● Aim:
Reproduce verbatim everything from the line containing "256, 239, 269]" down to the end of the data below, including both ends.

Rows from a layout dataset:
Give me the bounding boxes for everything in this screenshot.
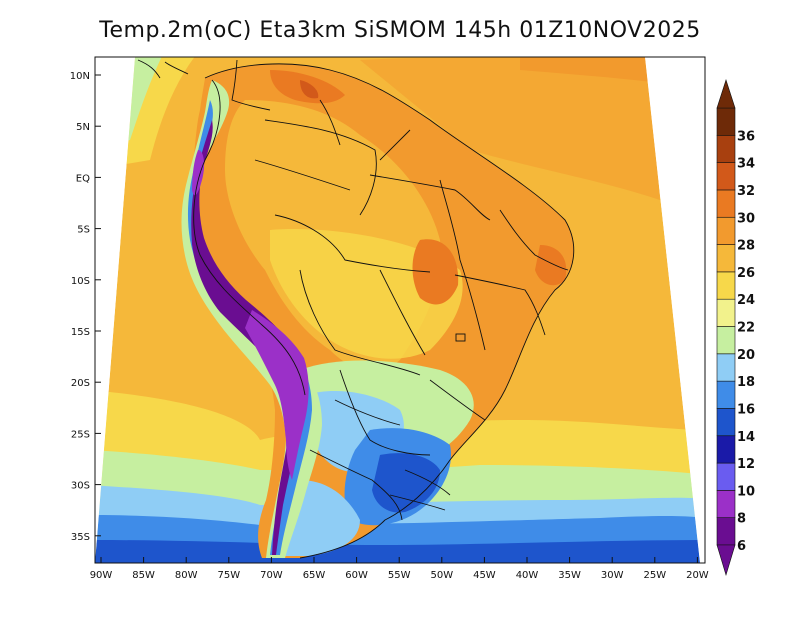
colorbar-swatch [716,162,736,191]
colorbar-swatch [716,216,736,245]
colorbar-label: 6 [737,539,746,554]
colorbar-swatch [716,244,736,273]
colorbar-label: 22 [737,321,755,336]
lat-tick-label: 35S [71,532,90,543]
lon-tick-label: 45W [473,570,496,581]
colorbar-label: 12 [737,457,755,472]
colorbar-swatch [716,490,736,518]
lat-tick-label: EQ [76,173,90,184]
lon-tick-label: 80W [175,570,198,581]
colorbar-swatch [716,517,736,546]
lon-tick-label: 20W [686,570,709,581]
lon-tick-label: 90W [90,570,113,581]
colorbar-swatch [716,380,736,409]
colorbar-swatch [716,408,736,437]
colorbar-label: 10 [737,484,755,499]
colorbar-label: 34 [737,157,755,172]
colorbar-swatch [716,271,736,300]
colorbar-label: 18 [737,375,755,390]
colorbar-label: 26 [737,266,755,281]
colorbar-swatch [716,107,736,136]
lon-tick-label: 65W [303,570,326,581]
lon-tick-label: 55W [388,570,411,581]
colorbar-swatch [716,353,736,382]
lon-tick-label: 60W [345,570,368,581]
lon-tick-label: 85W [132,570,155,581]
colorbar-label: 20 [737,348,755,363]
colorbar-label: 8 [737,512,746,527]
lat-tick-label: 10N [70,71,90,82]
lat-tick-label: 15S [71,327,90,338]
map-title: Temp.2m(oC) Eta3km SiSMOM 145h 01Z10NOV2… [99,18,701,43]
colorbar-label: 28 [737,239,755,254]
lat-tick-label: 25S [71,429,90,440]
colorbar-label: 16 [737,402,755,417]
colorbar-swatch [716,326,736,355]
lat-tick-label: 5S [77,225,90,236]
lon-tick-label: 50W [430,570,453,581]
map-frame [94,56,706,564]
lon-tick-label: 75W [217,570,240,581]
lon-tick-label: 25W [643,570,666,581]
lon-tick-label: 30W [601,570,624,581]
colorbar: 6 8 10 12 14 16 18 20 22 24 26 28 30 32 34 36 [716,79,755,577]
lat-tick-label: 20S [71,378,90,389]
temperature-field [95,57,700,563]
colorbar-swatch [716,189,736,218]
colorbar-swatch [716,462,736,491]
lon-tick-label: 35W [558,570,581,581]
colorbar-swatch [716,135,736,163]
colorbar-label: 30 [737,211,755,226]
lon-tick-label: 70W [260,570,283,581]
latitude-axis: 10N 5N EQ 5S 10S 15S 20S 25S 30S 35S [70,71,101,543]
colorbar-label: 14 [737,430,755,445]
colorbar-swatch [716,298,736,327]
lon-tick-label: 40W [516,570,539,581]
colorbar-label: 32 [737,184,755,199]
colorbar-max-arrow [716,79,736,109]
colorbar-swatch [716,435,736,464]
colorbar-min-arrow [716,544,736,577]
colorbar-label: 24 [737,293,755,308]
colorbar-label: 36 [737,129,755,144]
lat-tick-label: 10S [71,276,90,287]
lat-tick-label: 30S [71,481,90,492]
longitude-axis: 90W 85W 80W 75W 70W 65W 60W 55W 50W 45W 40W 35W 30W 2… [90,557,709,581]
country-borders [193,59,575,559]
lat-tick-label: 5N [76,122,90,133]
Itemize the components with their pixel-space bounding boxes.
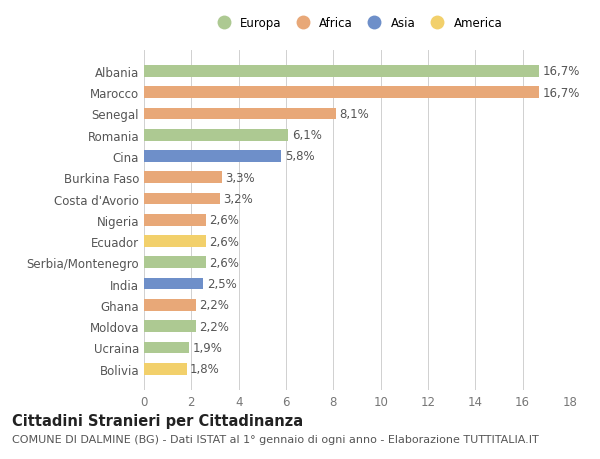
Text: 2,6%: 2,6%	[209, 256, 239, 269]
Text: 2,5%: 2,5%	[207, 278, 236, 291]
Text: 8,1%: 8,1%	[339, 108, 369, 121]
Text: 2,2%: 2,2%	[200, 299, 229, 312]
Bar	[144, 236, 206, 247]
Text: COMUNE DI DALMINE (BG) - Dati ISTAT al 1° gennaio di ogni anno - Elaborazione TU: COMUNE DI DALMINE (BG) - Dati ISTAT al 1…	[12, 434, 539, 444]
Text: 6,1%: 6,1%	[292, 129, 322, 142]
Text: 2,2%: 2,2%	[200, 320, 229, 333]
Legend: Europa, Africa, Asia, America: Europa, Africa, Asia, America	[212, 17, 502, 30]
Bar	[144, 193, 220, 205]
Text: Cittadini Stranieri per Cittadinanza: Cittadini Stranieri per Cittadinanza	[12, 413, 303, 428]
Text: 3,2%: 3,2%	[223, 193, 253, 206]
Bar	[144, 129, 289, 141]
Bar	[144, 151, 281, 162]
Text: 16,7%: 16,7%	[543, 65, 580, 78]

● Correct response:
Text: 2,6%: 2,6%	[209, 256, 239, 269]
Text: 2,5%: 2,5%	[207, 278, 236, 291]
Text: 8,1%: 8,1%	[339, 108, 369, 121]
Text: 2,2%: 2,2%	[200, 299, 229, 312]
Bar	[144, 236, 206, 247]
Text: COMUNE DI DALMINE (BG) - Dati ISTAT al 1° gennaio di ogni anno - Elaborazione TU: COMUNE DI DALMINE (BG) - Dati ISTAT al 1…	[12, 434, 539, 444]
Text: 6,1%: 6,1%	[292, 129, 322, 142]
Text: 2,2%: 2,2%	[200, 320, 229, 333]
Legend: Europa, Africa, Asia, America: Europa, Africa, Asia, America	[212, 17, 502, 30]
Bar	[144, 193, 220, 205]
Text: Cittadini Stranieri per Cittadinanza: Cittadini Stranieri per Cittadinanza	[12, 413, 303, 428]
Text: 3,2%: 3,2%	[223, 193, 253, 206]
Bar	[144, 129, 289, 141]
Bar	[144, 151, 281, 162]
Text: 16,7%: 16,7%	[543, 65, 580, 78]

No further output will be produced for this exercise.